• What is asked: Below are records to transcribe exactly, without their pictures.

(Dataset items)

******************************

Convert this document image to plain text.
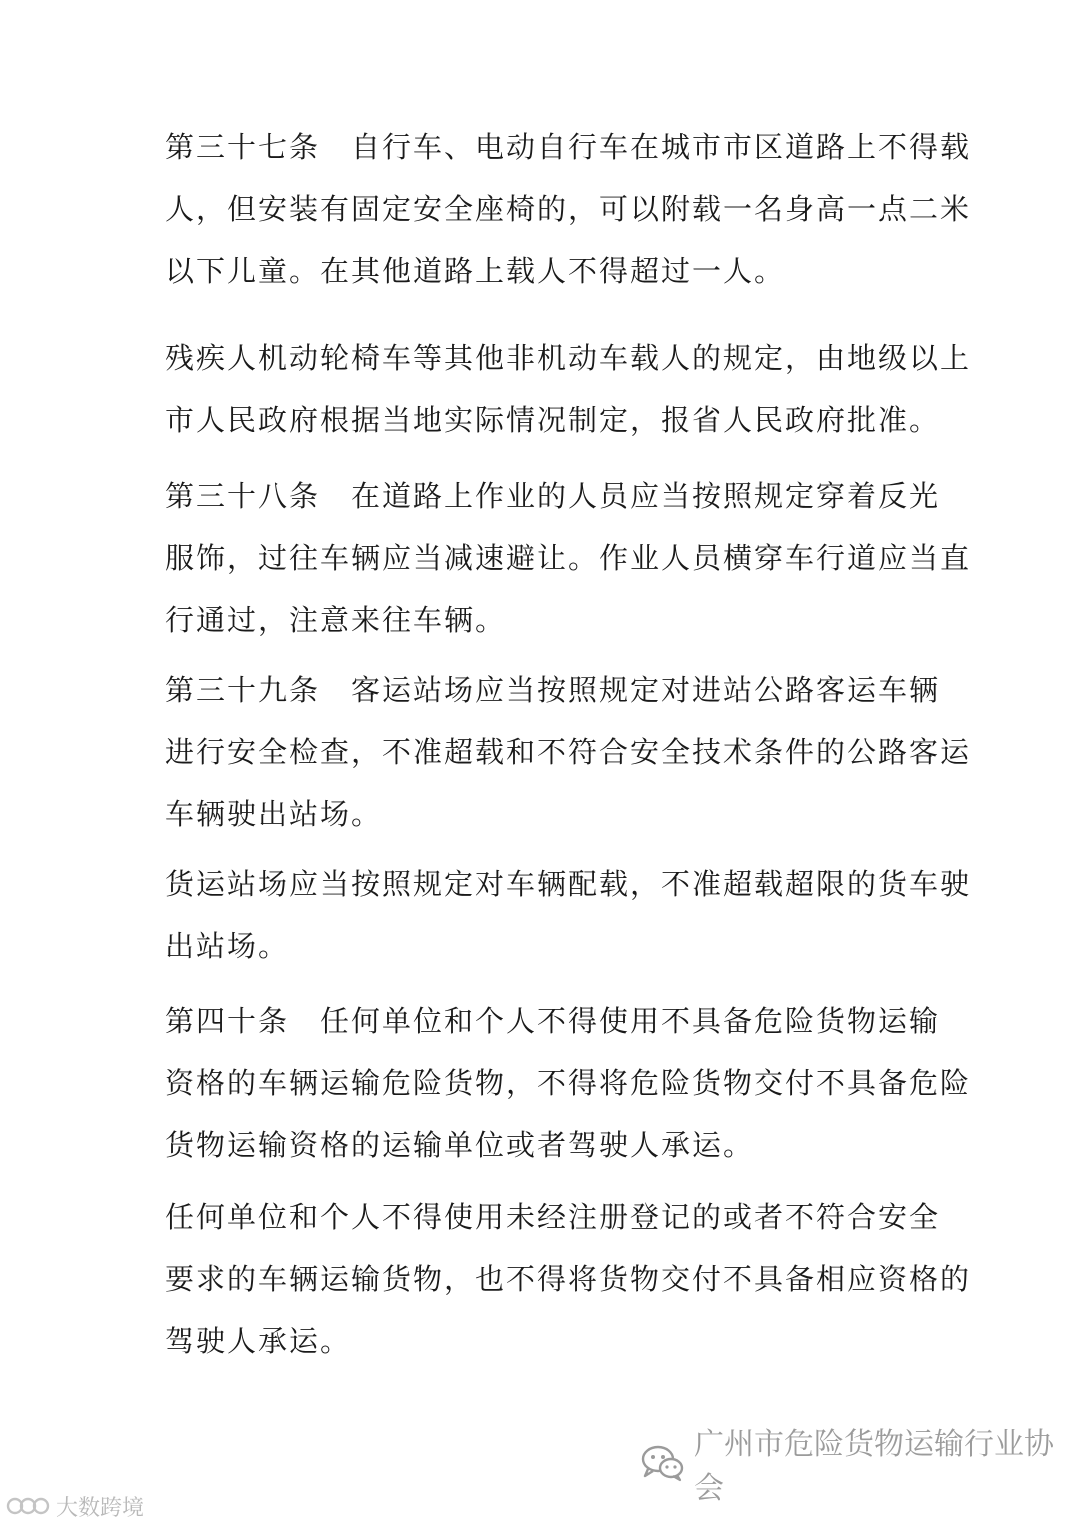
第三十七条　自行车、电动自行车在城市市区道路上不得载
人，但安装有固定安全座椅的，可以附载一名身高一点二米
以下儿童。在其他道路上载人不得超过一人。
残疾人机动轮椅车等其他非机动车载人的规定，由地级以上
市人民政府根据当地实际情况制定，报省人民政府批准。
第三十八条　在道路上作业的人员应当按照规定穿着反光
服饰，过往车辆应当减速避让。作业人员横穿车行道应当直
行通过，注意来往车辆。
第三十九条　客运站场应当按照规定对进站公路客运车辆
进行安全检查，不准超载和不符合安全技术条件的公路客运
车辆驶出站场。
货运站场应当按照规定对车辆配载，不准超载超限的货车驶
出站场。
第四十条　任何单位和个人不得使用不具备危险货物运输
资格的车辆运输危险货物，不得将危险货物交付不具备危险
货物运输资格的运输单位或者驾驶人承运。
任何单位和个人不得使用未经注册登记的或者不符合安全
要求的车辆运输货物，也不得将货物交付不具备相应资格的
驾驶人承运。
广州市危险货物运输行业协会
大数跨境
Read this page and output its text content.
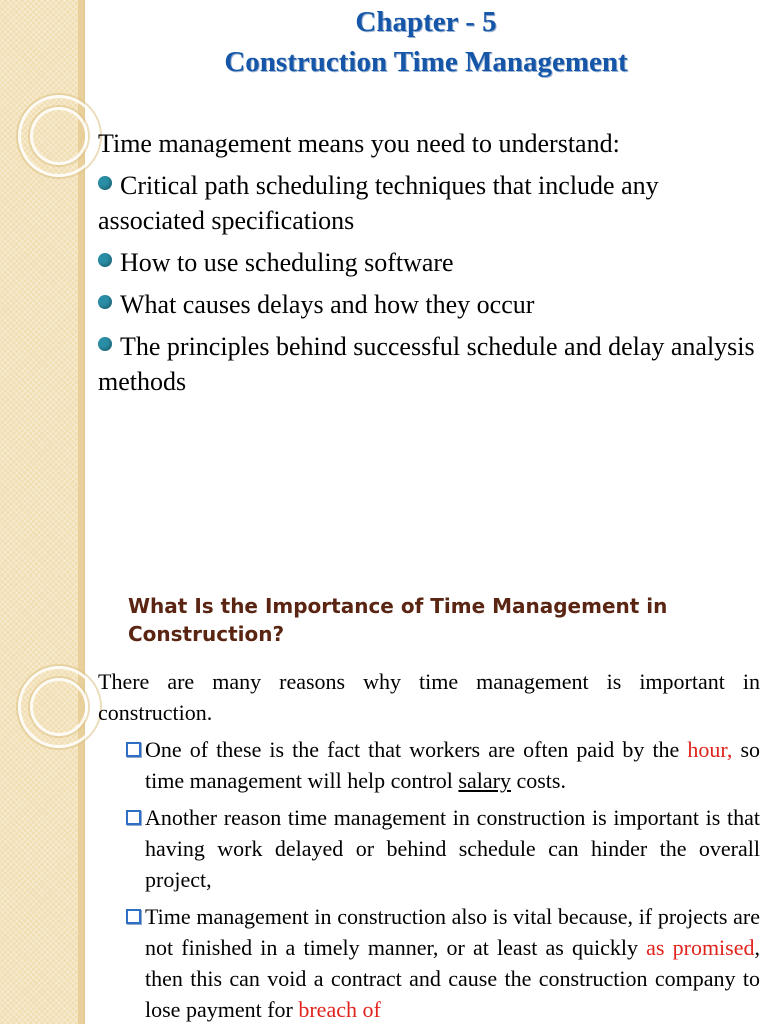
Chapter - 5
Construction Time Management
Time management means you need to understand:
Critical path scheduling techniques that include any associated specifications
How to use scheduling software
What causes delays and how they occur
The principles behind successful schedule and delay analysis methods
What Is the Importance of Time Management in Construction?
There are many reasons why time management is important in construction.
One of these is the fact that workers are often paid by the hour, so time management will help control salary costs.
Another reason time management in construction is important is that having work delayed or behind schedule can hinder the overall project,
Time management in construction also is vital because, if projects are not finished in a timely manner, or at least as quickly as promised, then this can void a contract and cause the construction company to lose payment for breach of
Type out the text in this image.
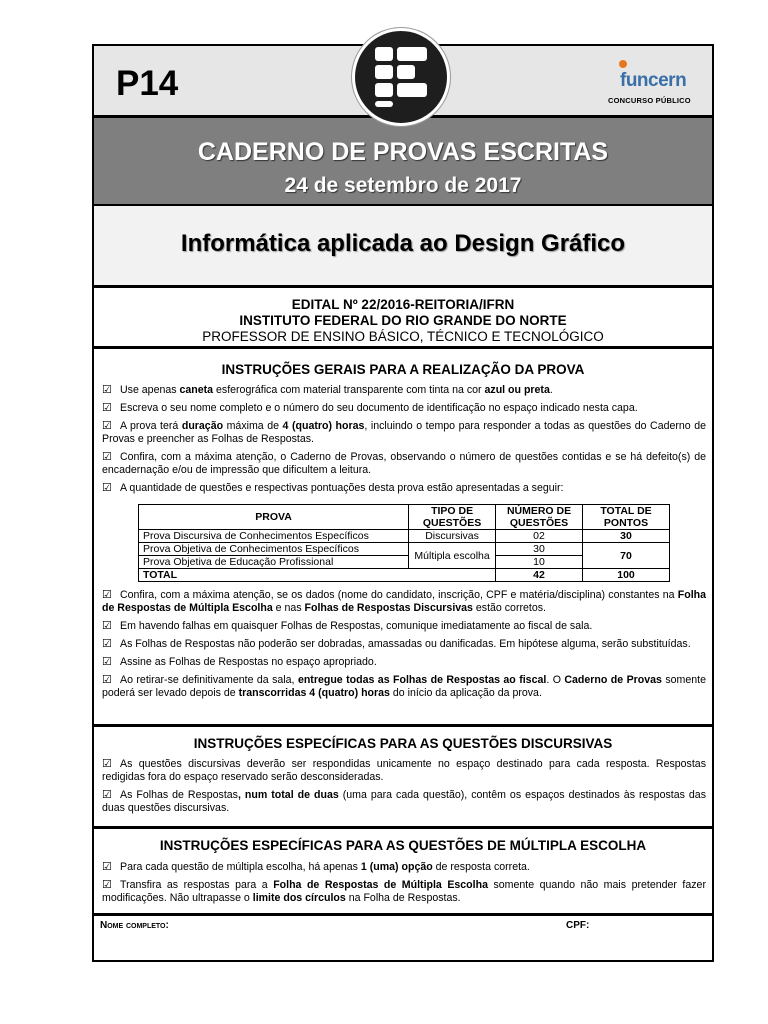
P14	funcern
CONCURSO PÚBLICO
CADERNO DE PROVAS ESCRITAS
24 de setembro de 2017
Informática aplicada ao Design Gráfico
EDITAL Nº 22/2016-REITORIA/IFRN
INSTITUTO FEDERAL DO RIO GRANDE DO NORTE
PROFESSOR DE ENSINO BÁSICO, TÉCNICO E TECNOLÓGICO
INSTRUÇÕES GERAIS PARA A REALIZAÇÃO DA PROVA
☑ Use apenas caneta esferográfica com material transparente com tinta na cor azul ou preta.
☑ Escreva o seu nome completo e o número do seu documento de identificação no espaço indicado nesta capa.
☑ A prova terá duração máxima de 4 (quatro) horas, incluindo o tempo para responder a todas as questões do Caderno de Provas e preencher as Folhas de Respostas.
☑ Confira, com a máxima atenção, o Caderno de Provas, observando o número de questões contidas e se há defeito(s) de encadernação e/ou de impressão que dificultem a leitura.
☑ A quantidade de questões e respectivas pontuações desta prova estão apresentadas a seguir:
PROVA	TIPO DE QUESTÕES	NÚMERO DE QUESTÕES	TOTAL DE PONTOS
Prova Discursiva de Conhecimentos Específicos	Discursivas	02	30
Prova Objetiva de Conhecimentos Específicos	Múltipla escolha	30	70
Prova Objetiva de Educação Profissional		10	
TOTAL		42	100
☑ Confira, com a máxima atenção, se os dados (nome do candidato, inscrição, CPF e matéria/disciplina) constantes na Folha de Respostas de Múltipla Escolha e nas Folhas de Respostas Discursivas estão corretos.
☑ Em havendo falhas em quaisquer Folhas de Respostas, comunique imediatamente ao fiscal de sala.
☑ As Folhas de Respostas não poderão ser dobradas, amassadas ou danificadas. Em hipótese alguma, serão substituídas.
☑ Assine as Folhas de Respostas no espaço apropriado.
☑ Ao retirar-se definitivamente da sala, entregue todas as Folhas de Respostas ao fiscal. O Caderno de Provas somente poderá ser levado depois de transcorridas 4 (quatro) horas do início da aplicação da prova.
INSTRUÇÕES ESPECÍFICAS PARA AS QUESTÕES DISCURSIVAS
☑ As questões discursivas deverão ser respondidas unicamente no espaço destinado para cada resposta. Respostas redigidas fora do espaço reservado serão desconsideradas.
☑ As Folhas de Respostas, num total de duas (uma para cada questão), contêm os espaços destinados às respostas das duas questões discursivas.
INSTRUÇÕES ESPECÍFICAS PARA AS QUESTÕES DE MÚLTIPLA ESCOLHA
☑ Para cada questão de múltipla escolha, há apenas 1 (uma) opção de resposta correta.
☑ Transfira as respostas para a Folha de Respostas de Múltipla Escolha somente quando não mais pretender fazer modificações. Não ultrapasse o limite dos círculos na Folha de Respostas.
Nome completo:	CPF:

******************************

• Exercise response:
Convert this document image to plain text.
第三十七条　自行车、电动自行车在城市市区道路上不得载
人，但安装有固定安全座椅的，可以附载一名身高一点二米
以下儿童。在其他道路上载人不得超过一人。
残疾人机动轮椅车等其他非机动车载人的规定，由地级以上
市人民政府根据当地实际情况制定，报省人民政府批准。
第三十八条　在道路上作业的人员应当按照规定穿着反光
服饰，过往车辆应当减速避让。作业人员横穿车行道应当直
行通过，注意来往车辆。
第三十九条　客运站场应当按照规定对进站公路客运车辆
进行安全检查，不准超载和不符合安全技术条件的公路客运
车辆驶出站场。
货运站场应当按照规定对车辆配载，不准超载超限的货车驶
出站场。
第四十条　任何单位和个人不得使用不具备危险货物运输
资格的车辆运输危险货物，不得将危险货物交付不具备危险
货物运输资格的运输单位或者驾驶人承运。
任何单位和个人不得使用未经注册登记的或者不符合安全
要求的车辆运输货物，也不得将货物交付不具备相应资格的
驾驶人承运。
广州市危险货物运输行业协会
大数跨境
Read this page and output its text content.
Chapter - 5
Construction Time Management
Time management means you need to understand:
Critical path scheduling techniques that include any associated specifications
How to use scheduling software
What causes delays and how they occur
The principles behind successful schedule and delay analysis methods
What Is the Importance of Time Management in Construction?
There are many reasons why time management is important in construction.
One of these is the fact that workers are often paid by the hour, so time management will help control salary costs.
Another reason time management in construction is important is that having work delayed or behind schedule can hinder the overall project,
Time management in construction also is vital because, if projects are not finished in a timely manner, or at least as quickly as promised, then this can void a contract and cause the construction company to lose payment for breach of
Type out the text in this image.
P14	funcern
CONCURSO PÚBLICO
CADERNO DE PROVAS ESCRITAS
24 de setembro de 2017
Informática aplicada ao Design Gráfico
EDITAL Nº 22/2016-REITORIA/IFRN
INSTITUTO FEDERAL DO RIO GRANDE DO NORTE
PROFESSOR DE ENSINO BÁSICO, TÉCNICO E TECNOLÓGICO
INSTRUÇÕES GERAIS PARA A REALIZAÇÃO DA PROVA
☑ Use apenas caneta esferográfica com material transparente com tinta na cor azul ou preta.
☑ Escreva o seu nome completo e o número do seu documento de identificação no espaço indicado nesta capa.
☑ A prova terá duração máxima de 4 (quatro) horas, incluindo o tempo para responder a todas as questões do Caderno de Provas e preencher as Folhas de Respostas.
☑ Confira, com a máxima atenção, o Caderno de Provas, observando o número de questões contidas e se há defeito(s) de encadernação e/ou de impressão que dificultem a leitura.
☑ A quantidade de questões e respectivas pontuações desta prova estão apresentadas a seguir:
PROVA	TIPO DE QUESTÕES	NÚMERO DE QUESTÕES	TOTAL DE PONTOS
Prova Discursiva de Conhecimentos Específicos	Discursivas	02	30
Prova Objetiva de Conhecimentos Específicos	Múltipla escolha	30	70
Prova Objetiva de Educação Profissional		10	
TOTAL		42	100
☑ Confira, com a máxima atenção, se os dados (nome do candidato, inscrição, CPF e matéria/disciplina) constantes na Folha de Respostas de Múltipla Escolha e nas Folhas de Respostas Discursivas estão corretos.
☑ Em havendo falhas em quaisquer Folhas de Respostas, comunique imediatamente ao fiscal de sala.
☑ As Folhas de Respostas não poderão ser dobradas, amassadas ou danificadas. Em hipótese alguma, serão substituídas.
☑ Assine as Folhas de Respostas no espaço apropriado.
☑ Ao retirar-se definitivamente da sala, entregue todas as Folhas de Respostas ao fiscal. O Caderno de Provas somente poderá ser levado depois de transcorridas 4 (quatro) horas do início da aplicação da prova.
INSTRUÇÕES ESPECÍFICAS PARA AS QUESTÕES DISCURSIVAS
☑ As questões discursivas deverão ser respondidas unicamente no espaço destinado para cada resposta. Respostas redigidas fora do espaço reservado serão desconsideradas.
☑ As Folhas de Respostas, num total de duas (uma para cada questão), contêm os espaços destinados às respostas das duas questões discursivas.
INSTRUÇÕES ESPECÍFICAS PARA AS QUESTÕES DE MÚLTIPLA ESCOLHA
☑ Para cada questão de múltipla escolha, há apenas 1 (uma) opção de resposta correta.
☑ Transfira as respostas para a Folha de Respostas de Múltipla Escolha somente quando não mais pretender fazer modificações. Não ultrapasse o limite dos círculos na Folha de Respostas.
Nome completo:	CPF:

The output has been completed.